++++ GIVEN DATA ++++

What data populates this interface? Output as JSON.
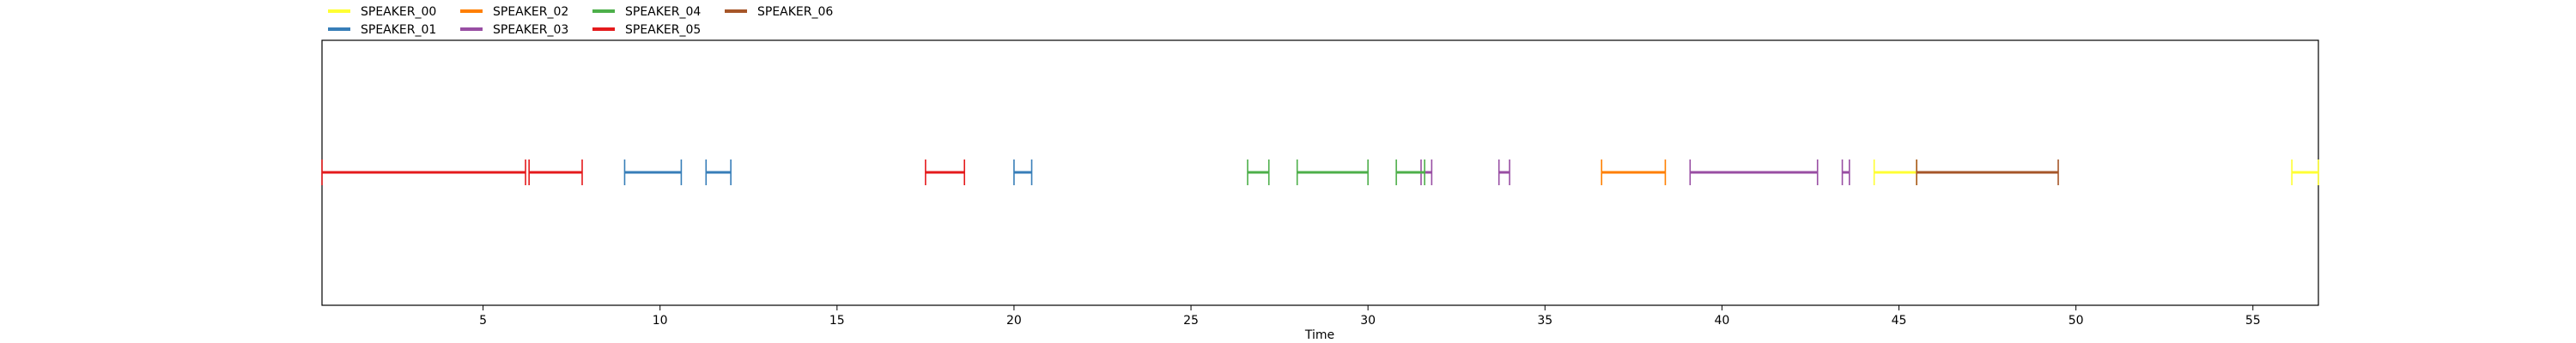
{
  "chart_data": {
    "type": "timeline",
    "xlabel": "Time",
    "xlim": [
      0.45,
      56.85
    ],
    "xticks": [
      5,
      10,
      15,
      20,
      25,
      30,
      35,
      40,
      45,
      50,
      55
    ],
    "grid": false,
    "legend_position": "top-left",
    "series": [
      {
        "name": "SPEAKER_00",
        "color": "#ffff33",
        "segments": [
          [
            44.3,
            45.5
          ],
          [
            56.1,
            56.85
          ]
        ]
      },
      {
        "name": "SPEAKER_01",
        "color": "#377eb8",
        "segments": [
          [
            9.0,
            10.6
          ],
          [
            11.3,
            12.0
          ],
          [
            20.0,
            20.5
          ]
        ]
      },
      {
        "name": "SPEAKER_02",
        "color": "#ff7f00",
        "segments": [
          [
            36.6,
            38.4
          ]
        ]
      },
      {
        "name": "SPEAKER_03",
        "color": "#984ea3",
        "segments": [
          [
            31.5,
            31.8
          ],
          [
            33.7,
            34.0
          ],
          [
            39.1,
            42.7
          ],
          [
            43.4,
            43.6
          ]
        ]
      },
      {
        "name": "SPEAKER_04",
        "color": "#4daf4a",
        "segments": [
          [
            26.6,
            27.2
          ],
          [
            28.0,
            30.0
          ],
          [
            30.8,
            31.6
          ]
        ]
      },
      {
        "name": "SPEAKER_05",
        "color": "#e41a1c",
        "segments": [
          [
            0.45,
            6.2
          ],
          [
            6.3,
            7.8
          ],
          [
            17.5,
            18.6
          ]
        ]
      },
      {
        "name": "SPEAKER_06",
        "color": "#a65628",
        "segments": [
          [
            45.5,
            49.5
          ]
        ]
      }
    ]
  }
}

++++

▶ THE REQUEST:
Repeat the material above word for word, please, apart from its images.

▶ WRITTEN ANSWER:
What data populates this interface? Output as JSON.
{
  "chart_data": {
    "type": "timeline",
    "xlabel": "Time",
    "xlim": [
      0.45,
      56.85
    ],
    "xticks": [
      5,
      10,
      15,
      20,
      25,
      30,
      35,
      40,
      45,
      50,
      55
    ],
    "grid": false,
    "legend_position": "top-left",
    "series": [
      {
        "name": "SPEAKER_00",
        "color": "#ffff33",
        "segments": [
          [
            44.3,
            45.5
          ],
          [
            56.1,
            56.85
          ]
        ]
      },
      {
        "name": "SPEAKER_01",
        "color": "#377eb8",
        "segments": [
          [
            9.0,
            10.6
          ],
          [
            11.3,
            12.0
          ],
          [
            20.0,
            20.5
          ]
        ]
      },
      {
        "name": "SPEAKER_02",
        "color": "#ff7f00",
        "segments": [
          [
            36.6,
            38.4
          ]
        ]
      },
      {
        "name": "SPEAKER_03",
        "color": "#984ea3",
        "segments": [
          [
            31.5,
            31.8
          ],
          [
            33.7,
            34.0
          ],
          [
            39.1,
            42.7
          ],
          [
            43.4,
            43.6
          ]
        ]
      },
      {
        "name": "SPEAKER_04",
        "color": "#4daf4a",
        "segments": [
          [
            26.6,
            27.2
          ],
          [
            28.0,
            30.0
          ],
          [
            30.8,
            31.6
          ]
        ]
      },
      {
        "name": "SPEAKER_05",
        "color": "#e41a1c",
        "segments": [
          [
            0.45,
            6.2
          ],
          [
            6.3,
            7.8
          ],
          [
            17.5,
            18.6
          ]
        ]
      },
      {
        "name": "SPEAKER_06",
        "color": "#a65628",
        "segments": [
          [
            45.5,
            49.5
          ]
        ]
      }
    ]
  }
}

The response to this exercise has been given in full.